— START OF Supplied data —
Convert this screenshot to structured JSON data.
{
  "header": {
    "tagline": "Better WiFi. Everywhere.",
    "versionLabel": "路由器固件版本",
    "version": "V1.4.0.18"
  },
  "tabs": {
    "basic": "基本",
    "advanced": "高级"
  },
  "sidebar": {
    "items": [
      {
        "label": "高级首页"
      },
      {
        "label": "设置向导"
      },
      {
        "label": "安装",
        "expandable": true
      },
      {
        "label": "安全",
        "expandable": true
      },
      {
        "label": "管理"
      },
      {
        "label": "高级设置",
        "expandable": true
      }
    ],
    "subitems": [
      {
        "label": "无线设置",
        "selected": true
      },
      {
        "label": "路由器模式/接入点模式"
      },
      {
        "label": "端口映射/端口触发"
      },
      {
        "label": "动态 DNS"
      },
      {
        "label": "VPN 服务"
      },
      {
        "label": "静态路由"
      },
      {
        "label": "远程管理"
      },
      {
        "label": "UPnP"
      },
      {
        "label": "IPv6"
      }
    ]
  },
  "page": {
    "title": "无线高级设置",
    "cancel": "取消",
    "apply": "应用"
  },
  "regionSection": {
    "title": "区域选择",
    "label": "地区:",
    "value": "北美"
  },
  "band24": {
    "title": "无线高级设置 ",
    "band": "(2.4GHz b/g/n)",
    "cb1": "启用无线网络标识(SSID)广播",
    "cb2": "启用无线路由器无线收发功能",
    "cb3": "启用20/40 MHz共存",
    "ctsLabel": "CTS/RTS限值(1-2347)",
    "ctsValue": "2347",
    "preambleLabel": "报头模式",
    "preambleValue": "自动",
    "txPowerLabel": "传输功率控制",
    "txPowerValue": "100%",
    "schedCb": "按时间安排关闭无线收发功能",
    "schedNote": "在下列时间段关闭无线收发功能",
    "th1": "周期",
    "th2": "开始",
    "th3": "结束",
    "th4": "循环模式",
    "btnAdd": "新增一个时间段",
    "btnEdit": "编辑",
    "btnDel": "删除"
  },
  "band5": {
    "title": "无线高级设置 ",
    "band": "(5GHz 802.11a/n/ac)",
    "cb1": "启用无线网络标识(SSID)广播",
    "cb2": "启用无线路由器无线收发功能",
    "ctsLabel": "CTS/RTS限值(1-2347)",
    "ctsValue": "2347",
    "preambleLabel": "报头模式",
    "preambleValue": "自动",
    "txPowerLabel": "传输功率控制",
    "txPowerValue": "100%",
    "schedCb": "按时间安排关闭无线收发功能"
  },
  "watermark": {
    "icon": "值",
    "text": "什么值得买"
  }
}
— END OF Supplied data —
[What the task asks] Make an exact copy of the material above.

[Right answer]
Convert this screenshot to structured JSON data.
{
  "header": {
    "tagline": "Better WiFi. Everywhere.",
    "versionLabel": "路由器固件版本",
    "version": "V1.4.0.18"
  },
  "tabs": {
    "basic": "基本",
    "advanced": "高级"
  },
  "sidebar": {
    "items": [
      {
        "label": "高级首页"
      },
      {
        "label": "设置向导"
      },
      {
        "label": "安装",
        "expandable": true
      },
      {
        "label": "安全",
        "expandable": true
      },
      {
        "label": "管理"
      },
      {
        "label": "高级设置",
        "expandable": true
      }
    ],
    "subitems": [
      {
        "label": "无线设置",
        "selected": true
      },
      {
        "label": "路由器模式/接入点模式"
      },
      {
        "label": "端口映射/端口触发"
      },
      {
        "label": "动态 DNS"
      },
      {
        "label": "VPN 服务"
      },
      {
        "label": "静态路由"
      },
      {
        "label": "远程管理"
      },
      {
        "label": "UPnP"
      },
      {
        "label": "IPv6"
      }
    ]
  },
  "page": {
    "title": "无线高级设置",
    "cancel": "取消",
    "apply": "应用"
  },
  "regionSection": {
    "title": "区域选择",
    "label": "地区:",
    "value": "北美"
  },
  "band24": {
    "title": "无线高级设置 ",
    "band": "(2.4GHz b/g/n)",
    "cb1": "启用无线网络标识(SSID)广播",
    "cb2": "启用无线路由器无线收发功能",
    "cb3": "启用20/40 MHz共存",
    "ctsLabel": "CTS/RTS限值(1-2347)",
    "ctsValue": "2347",
    "preambleLabel": "报头模式",
    "preambleValue": "自动",
    "txPowerLabel": "传输功率控制",
    "txPowerValue": "100%",
    "schedCb": "按时间安排关闭无线收发功能",
    "schedNote": "在下列时间段关闭无线收发功能",
    "th1": "周期",
    "th2": "开始",
    "th3": "结束",
    "th4": "循环模式",
    "btnAdd": "新增一个时间段",
    "btnEdit": "编辑",
    "btnDel": "删除"
  },
  "band5": {
    "title": "无线高级设置 ",
    "band": "(5GHz 802.11a/n/ac)",
    "cb1": "启用无线网络标识(SSID)广播",
    "cb2": "启用无线路由器无线收发功能",
    "ctsLabel": "CTS/RTS限值(1-2347)",
    "ctsValue": "2347",
    "preambleLabel": "报头模式",
    "preambleValue": "自动",
    "txPowerLabel": "传输功率控制",
    "txPowerValue": "100%",
    "schedCb": "按时间安排关闭无线收发功能"
  },
  "watermark": {
    "icon": "值",
    "text": "什么值得买"
  }
}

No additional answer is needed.